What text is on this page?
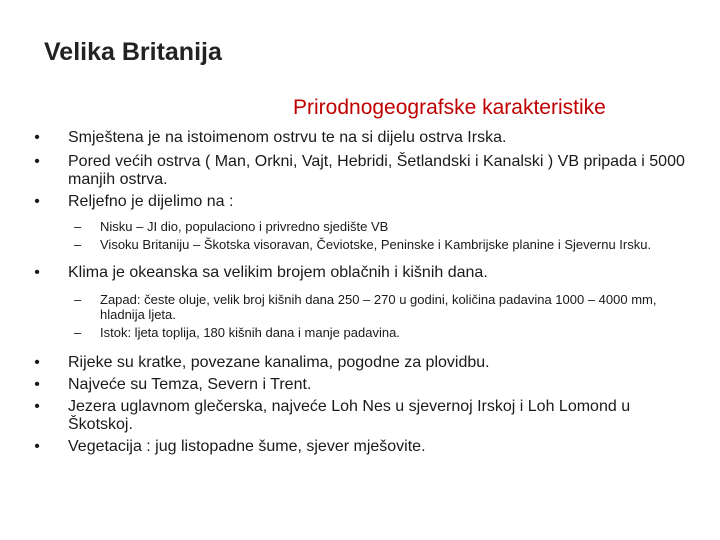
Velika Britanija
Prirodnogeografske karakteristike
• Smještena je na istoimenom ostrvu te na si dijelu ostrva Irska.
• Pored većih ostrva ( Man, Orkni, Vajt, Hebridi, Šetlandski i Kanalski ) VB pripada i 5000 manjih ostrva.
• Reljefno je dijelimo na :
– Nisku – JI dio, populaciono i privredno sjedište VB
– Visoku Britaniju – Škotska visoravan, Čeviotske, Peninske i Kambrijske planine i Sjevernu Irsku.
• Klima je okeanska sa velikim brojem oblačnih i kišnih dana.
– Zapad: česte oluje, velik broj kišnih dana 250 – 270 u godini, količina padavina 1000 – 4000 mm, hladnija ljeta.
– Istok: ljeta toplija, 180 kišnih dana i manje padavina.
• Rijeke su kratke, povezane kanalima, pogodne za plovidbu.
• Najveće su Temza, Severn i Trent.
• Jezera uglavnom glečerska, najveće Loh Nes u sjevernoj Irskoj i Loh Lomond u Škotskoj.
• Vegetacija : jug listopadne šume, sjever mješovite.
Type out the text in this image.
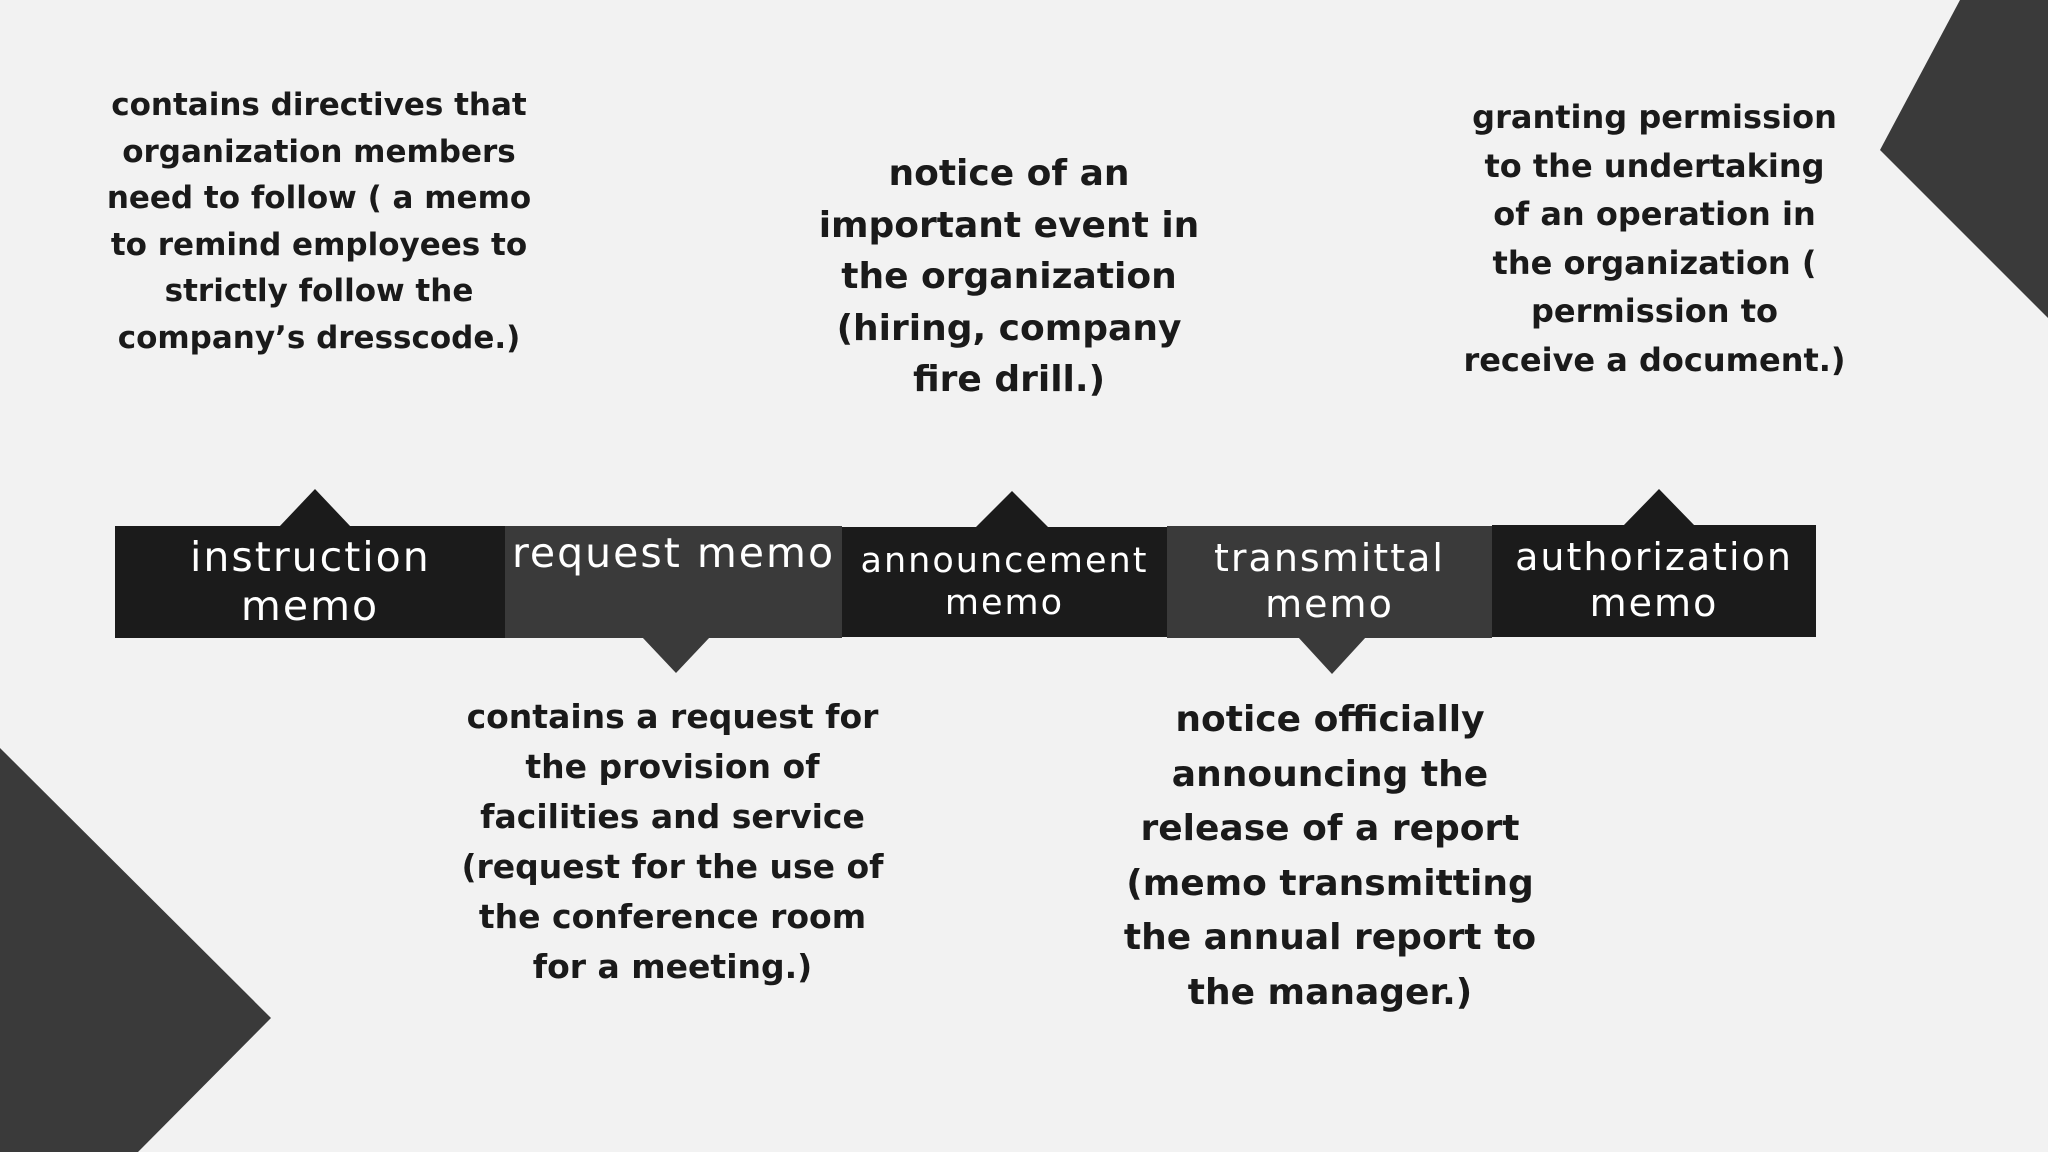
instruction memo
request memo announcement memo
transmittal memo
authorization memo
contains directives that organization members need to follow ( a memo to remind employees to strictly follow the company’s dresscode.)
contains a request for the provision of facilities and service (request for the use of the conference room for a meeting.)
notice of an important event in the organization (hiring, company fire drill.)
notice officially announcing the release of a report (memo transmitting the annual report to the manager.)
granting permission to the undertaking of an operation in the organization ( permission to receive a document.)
# # # # # # #
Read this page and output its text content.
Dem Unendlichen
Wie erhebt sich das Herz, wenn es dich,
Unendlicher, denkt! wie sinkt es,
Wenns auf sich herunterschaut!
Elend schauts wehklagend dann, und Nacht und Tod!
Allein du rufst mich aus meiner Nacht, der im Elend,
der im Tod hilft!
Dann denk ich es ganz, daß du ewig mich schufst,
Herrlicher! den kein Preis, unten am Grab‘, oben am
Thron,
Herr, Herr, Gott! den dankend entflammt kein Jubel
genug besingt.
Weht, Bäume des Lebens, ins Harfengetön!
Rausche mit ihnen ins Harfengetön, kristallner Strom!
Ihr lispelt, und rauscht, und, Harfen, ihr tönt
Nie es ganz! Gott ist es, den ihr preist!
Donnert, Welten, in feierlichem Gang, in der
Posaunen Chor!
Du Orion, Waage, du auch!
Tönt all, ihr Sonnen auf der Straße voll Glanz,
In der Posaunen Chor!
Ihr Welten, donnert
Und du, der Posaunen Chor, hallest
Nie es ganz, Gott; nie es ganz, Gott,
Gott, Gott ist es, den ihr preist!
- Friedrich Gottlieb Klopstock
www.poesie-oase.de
# # # # # # #
### TASK
Each line above that holds the string "Elend" should be copied and shown.

### PROBLEM SOLUTION
Elend schauts wehklagend dann, und Nacht und Tod!
Allein du rufst mich aus meiner Nacht, der im Elend,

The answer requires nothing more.